===== Input data

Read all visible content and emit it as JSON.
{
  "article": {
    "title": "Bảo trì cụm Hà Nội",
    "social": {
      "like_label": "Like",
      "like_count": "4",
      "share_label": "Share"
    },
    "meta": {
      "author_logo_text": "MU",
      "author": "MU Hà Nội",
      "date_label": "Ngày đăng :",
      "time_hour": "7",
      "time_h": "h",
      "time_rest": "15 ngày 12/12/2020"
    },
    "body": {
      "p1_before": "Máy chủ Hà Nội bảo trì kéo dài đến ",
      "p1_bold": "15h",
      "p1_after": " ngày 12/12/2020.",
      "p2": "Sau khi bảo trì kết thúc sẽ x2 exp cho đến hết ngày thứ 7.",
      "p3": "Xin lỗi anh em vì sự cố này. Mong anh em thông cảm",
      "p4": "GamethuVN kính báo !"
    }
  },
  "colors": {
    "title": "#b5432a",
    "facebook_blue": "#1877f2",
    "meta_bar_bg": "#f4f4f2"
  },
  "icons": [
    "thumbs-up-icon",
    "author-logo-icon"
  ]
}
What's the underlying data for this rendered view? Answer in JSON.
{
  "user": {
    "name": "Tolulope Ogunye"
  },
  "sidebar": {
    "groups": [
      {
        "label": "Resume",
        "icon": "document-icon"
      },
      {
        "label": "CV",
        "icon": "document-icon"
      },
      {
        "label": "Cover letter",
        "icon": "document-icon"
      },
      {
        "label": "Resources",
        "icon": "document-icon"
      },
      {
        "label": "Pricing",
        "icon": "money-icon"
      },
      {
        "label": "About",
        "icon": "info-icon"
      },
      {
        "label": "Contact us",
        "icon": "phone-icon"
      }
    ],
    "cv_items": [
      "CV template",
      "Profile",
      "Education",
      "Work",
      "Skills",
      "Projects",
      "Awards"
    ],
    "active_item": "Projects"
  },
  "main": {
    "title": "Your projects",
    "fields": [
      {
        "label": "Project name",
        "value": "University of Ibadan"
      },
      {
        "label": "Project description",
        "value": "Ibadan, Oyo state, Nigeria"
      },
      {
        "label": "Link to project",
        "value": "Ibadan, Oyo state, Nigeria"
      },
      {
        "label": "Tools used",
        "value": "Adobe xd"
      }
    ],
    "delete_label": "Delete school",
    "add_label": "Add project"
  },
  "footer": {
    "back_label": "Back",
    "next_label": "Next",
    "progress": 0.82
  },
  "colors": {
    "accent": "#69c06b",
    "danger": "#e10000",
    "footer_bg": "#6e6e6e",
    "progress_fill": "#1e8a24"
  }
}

==========

Instructions to follow
Give the records above again, word for word.

Completed task
Read all visible content and emit it as JSON.
{
  "article": {
    "title": "Bảo trì cụm Hà Nội",
    "social": {
      "like_label": "Like",
      "like_count": "4",
      "share_label": "Share"
    },
    "meta": {
      "author_logo_text": "MU",
      "author": "MU Hà Nội",
      "date_label": "Ngày đăng :",
      "time_hour": "7",
      "time_h": "h",
      "time_rest": "15 ngày 12/12/2020"
    },
    "body": {
      "p1_before": "Máy chủ Hà Nội bảo trì kéo dài đến ",
      "p1_bold": "15h",
      "p1_after": " ngày 12/12/2020.",
      "p2": "Sau khi bảo trì kết thúc sẽ x2 exp cho đến hết ngày thứ 7.",
      "p3": "Xin lỗi anh em vì sự cố này. Mong anh em thông cảm",
      "p4": "GamethuVN kính báo !"
    }
  },
  "colors": {
    "title": "#b5432a",
    "facebook_blue": "#1877f2",
    "meta_bar_bg": "#f4f4f2"
  },
  "icons": [
    "thumbs-up-icon",
    "author-logo-icon"
  ]
}
What's the underlying data for this rendered view? Answer in JSON.
{
  "user": {
    "name": "Tolulope Ogunye"
  },
  "sidebar": {
    "groups": [
      {
        "label": "Resume",
        "icon": "document-icon"
      },
      {
        "label": "CV",
        "icon": "document-icon"
      },
      {
        "label": "Cover letter",
        "icon": "document-icon"
      },
      {
        "label": "Resources",
        "icon": "document-icon"
      },
      {
        "label": "Pricing",
        "icon": "money-icon"
      },
      {
        "label": "About",
        "icon": "info-icon"
      },
      {
        "label": "Contact us",
        "icon": "phone-icon"
      }
    ],
    "cv_items": [
      "CV template",
      "Profile",
      "Education",
      "Work",
      "Skills",
      "Projects",
      "Awards"
    ],
    "active_item": "Projects"
  },
  "main": {
    "title": "Your projects",
    "fields": [
      {
        "label": "Project name",
        "value": "University of Ibadan"
      },
      {
        "label": "Project description",
        "value": "Ibadan, Oyo state, Nigeria"
      },
      {
        "label": "Link to project",
        "value": "Ibadan, Oyo state, Nigeria"
      },
      {
        "label": "Tools used",
        "value": "Adobe xd"
      }
    ],
    "delete_label": "Delete school",
    "add_label": "Add project"
  },
  "footer": {
    "back_label": "Back",
    "next_label": "Next",
    "progress": 0.82
  },
  "colors": {
    "accent": "#69c06b",
    "danger": "#e10000",
    "footer_bg": "#6e6e6e",
    "progress_fill": "#1e8a24"
  }
}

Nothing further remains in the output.